[Start of Material supplied]

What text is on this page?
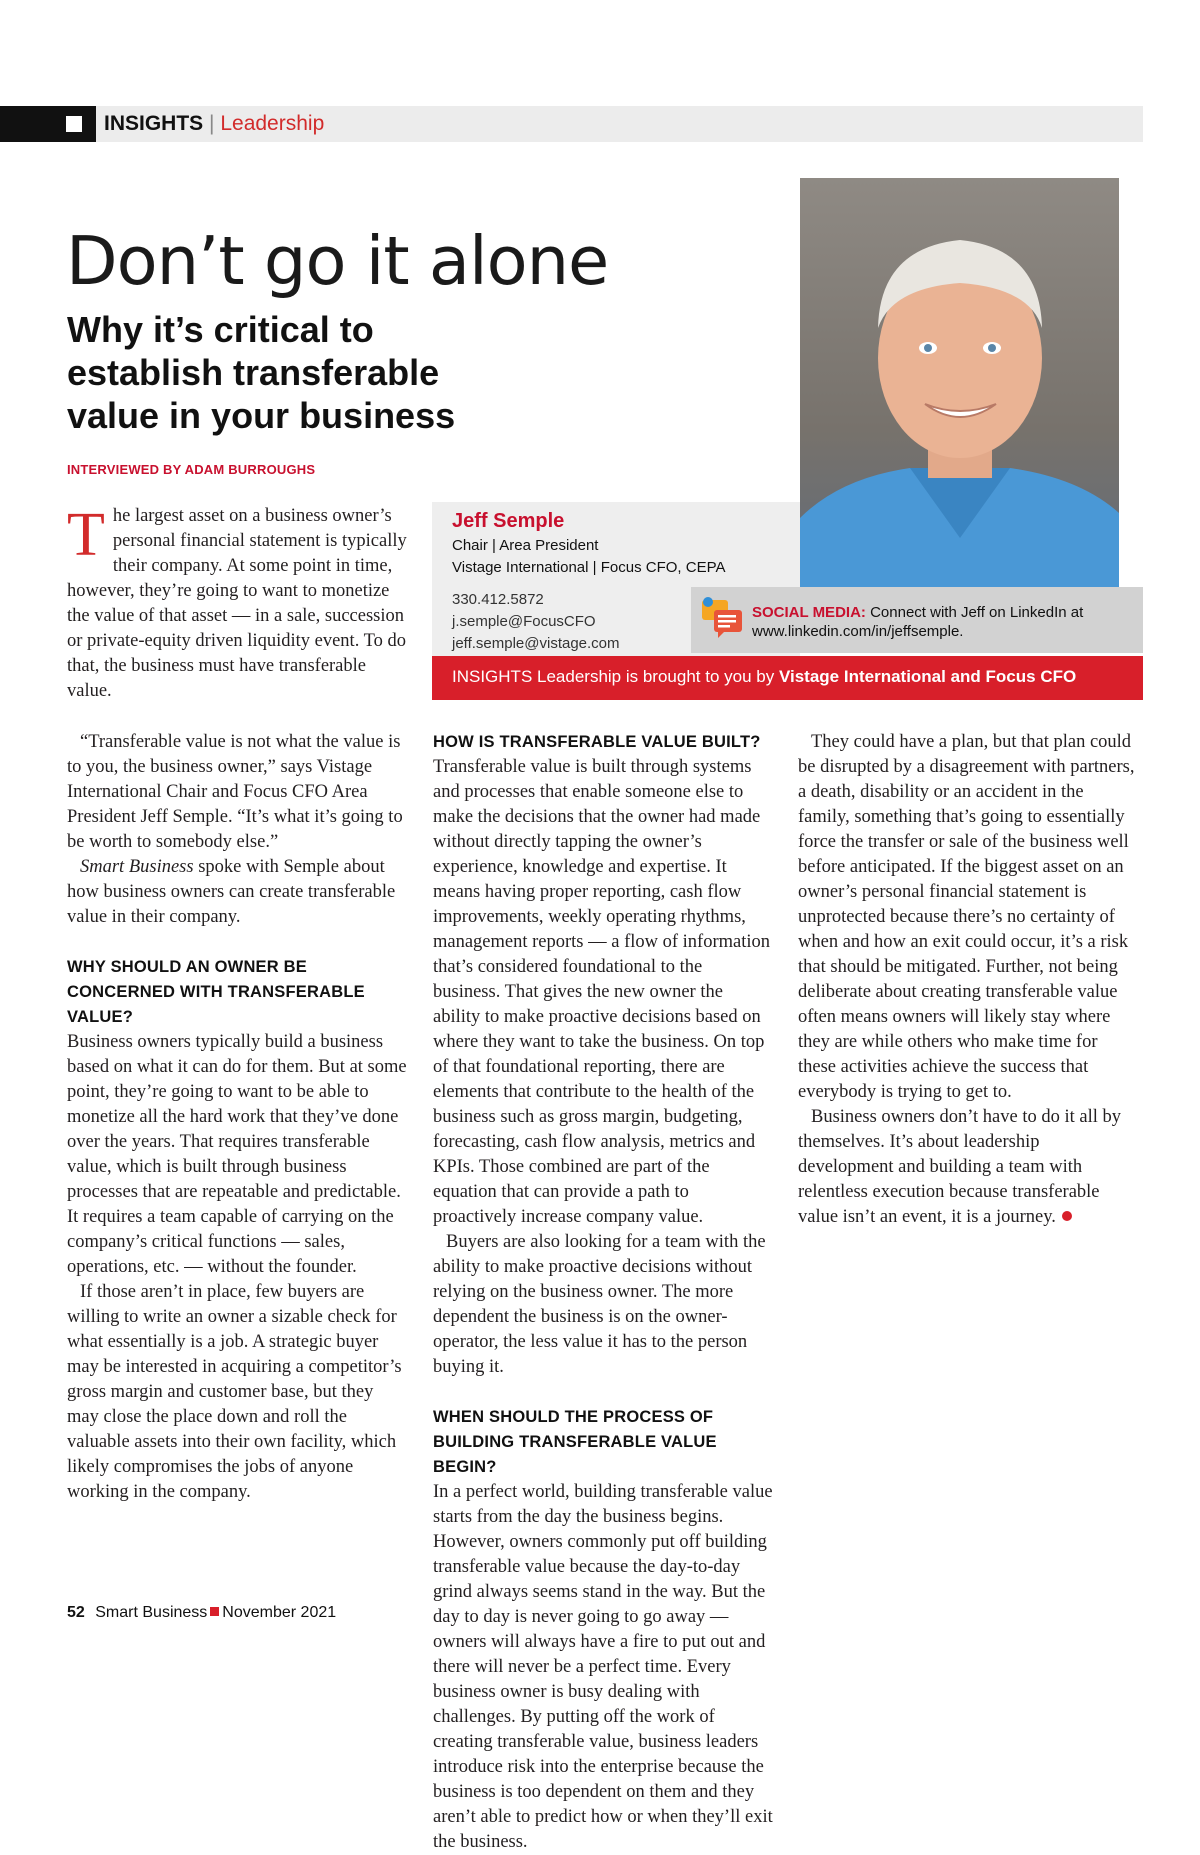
INSIGHTS | Leadership
Don’t go it alone
Why it’s critical to establish transferable value in your business
INTERVIEWED BY ADAM BURROUGHS
Jeff Semple
Chair | Area President
Vistage International | Focus CFO, CEPA
330.412.5872
j.semple@FocusCFO
jeff.semple@vistage.com
SOCIAL MEDIA: Connect with Jeff on LinkedIn at www.linkedin.com/in/jeffsemple.
INSIGHTS Leadership is brought to you by Vistage International and Focus CFO
T he largest asset on a business owner’s personal financial statement is typically their company. At some point in time, however, they’re going to want to monetize the value of that asset — in a sale, succession or private-equity driven liquidity event. To do that, the business must have transferable value.

“Transferable value is not what the value is to you, the business owner,” says Vistage International Chair and Focus CFO Area President Jeff Semple. “It’s what it’s going to be worth to somebody else.”

Smart Business spoke with Semple about how business owners can create transferable value in their company.

WHY SHOULD AN OWNER BE CONCERNED WITH TRANSFERABLE VALUE?

Business owners typically build a business based on what it can do for them. But at some point, they’re going to want to be able to monetize all the hard work that they’ve done over the years. That requires transferable value, which is built through business processes that are repeatable and predictable. It requires a team capable of carrying on the company’s critical functions — sales, operations, etc. — without the founder.

If those aren’t in place, few buyers are willing to write an owner a sizable check for what essentially is a job. A strategic buyer may be interested in acquiring a competitor’s gross margin and customer base, but they may close the place down and roll the valuable assets into their own facility, which likely compromises the jobs of anyone working in the company.

HOW IS TRANSFERABLE VALUE BUILT?

Transferable value is built through systems and processes that enable someone else to make the decisions that the owner had made without directly tapping the owner’s experience, knowledge and expertise. It means having proper reporting, cash flow improvements, weekly operating rhythms, management reports — a flow of information that’s considered foundational to the business. That gives the new owner the ability to make proactive decisions based on where they want to take the business. On top of that foundational reporting, there are elements that contribute to the health of the business such as gross margin, budgeting, forecasting, cash flow analysis, metrics and KPIs. Those combined are part of the equation that can provide a path to proactively increase company value.

Buyers are also looking for a team with the ability to make proactive decisions without relying on the business owner. The more dependent the business is on the owner-operator, the less value it has to the person buying it.

WHEN SHOULD THE PROCESS OF BUILDING TRANSFERABLE VALUE BEGIN?

In a perfect world, building transferable value starts from the day the business begins. However, owners commonly put off building transferable value because the day-to-day grind always seems stand in the way. But the day to day is never going to go away — owners will always have a fire to put out and there will never be a perfect time. Every business owner is busy dealing with challenges. By putting off the work of creating transferable value, business leaders introduce risk into the enterprise because the business is too dependent on them and they aren’t able to predict how or when they’ll exit the business.

They could have a plan, but that plan could be disrupted by a disagreement with partners, a death, disability or an accident in the family, something that’s going to essentially force the transfer or sale of the business well before anticipated. If the biggest asset on an owner’s personal financial statement is unprotected because there’s no certainty of when and how an exit could occur, it’s a risk that should be mitigated. Further, not being deliberate about creating transferable value often means owners will likely stay where they are while others who make time for these activities achieve the success that everybody is trying to get to.

Business owners don’t have to do it all by themselves. It’s about leadership development and building a team with relentless execution because transferable value isn’t an event, it is a journey.

52 Smart Business November 2021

[End of Material supplied]

## Requirements
Reproduce each record from above exactly; pictures do not belong in the copy.

## Output below
What text is on this page?
INSIGHTS | Leadership
Don’t go it alone
Why it’s critical to establish transferable value in your business
INTERVIEWED BY ADAM BURROUGHS
Jeff Semple
Chair | Area President
Vistage International | Focus CFO, CEPA
330.412.5872
j.semple@FocusCFO
jeff.semple@vistage.com
SOCIAL MEDIA: Connect with Jeff on LinkedIn at www.linkedin.com/in/jeffsemple.
INSIGHTS Leadership is brought to you by Vistage International and Focus CFO
T he largest asset on a business owner’s personal financial statement is typically their company. At some point in time, however, they’re going to want to monetize the value of that asset — in a sale, succession or private-equity driven liquidity event. To do that, the business must have transferable value.

“Transferable value is not what the value is to you, the business owner,” says Vistage International Chair and Focus CFO Area President Jeff Semple. “It’s what it’s going to be worth to somebody else.”

Smart Business spoke with Semple about how business owners can create transferable value in their company.

WHY SHOULD AN OWNER BE CONCERNED WITH TRANSFERABLE VALUE?

Business owners typically build a business based on what it can do for them. But at some point, they’re going to want to be able to monetize all the hard work that they’ve done over the years. That requires transferable value, which is built through business processes that are repeatable and predictable. It requires a team capable of carrying on the company’s critical functions — sales, operations, etc. — without the founder.

If those aren’t in place, few buyers are willing to write an owner a sizable check for what essentially is a job. A strategic buyer may be interested in acquiring a competitor’s gross margin and customer base, but they may close the place down and roll the valuable assets into their own facility, which likely compromises the jobs of anyone working in the company.

HOW IS TRANSFERABLE VALUE BUILT?

Transferable value is built through systems and processes that enable someone else to make the decisions that the owner had made without directly tapping the owner’s experience, knowledge and expertise. It means having proper reporting, cash flow improvements, weekly operating rhythms, management reports — a flow of information that’s considered foundational to the business. That gives the new owner the ability to make proactive decisions based on where they want to take the business. On top of that foundational reporting, there are elements that contribute to the health of the business such as gross margin, budgeting, forecasting, cash flow analysis, metrics and KPIs. Those combined are part of the equation that can provide a path to proactively increase company value.

Buyers are also looking for a team with the ability to make proactive decisions without relying on the business owner. The more dependent the business is on the owner-operator, the less value it has to the person buying it.

WHEN SHOULD THE PROCESS OF BUILDING TRANSFERABLE VALUE BEGIN?

In a perfect world, building transferable value starts from the day the business begins. However, owners commonly put off building transferable value because the day-to-day grind always seems stand in the way. But the day to day is never going to go away — owners will always have a fire to put out and there will never be a perfect time. Every business owner is busy dealing with challenges. By putting off the work of creating transferable value, business leaders introduce risk into the enterprise because the business is too dependent on them and they aren’t able to predict how or when they’ll exit the business.

They could have a plan, but that plan could be disrupted by a disagreement with partners, a death, disability or an accident in the family, something that’s going to essentially force the transfer or sale of the business well before anticipated. If the biggest asset on an owner’s personal financial statement is unprotected because there’s no certainty of when and how an exit could occur, it’s a risk that should be mitigated. Further, not being deliberate about creating transferable value often means owners will likely stay where they are while others who make time for these activities achieve the success that everybody is trying to get to.

Business owners don’t have to do it all by themselves. It’s about leadership development and building a team with relentless execution because transferable value isn’t an event, it is a journey.

52 Smart Business November 2021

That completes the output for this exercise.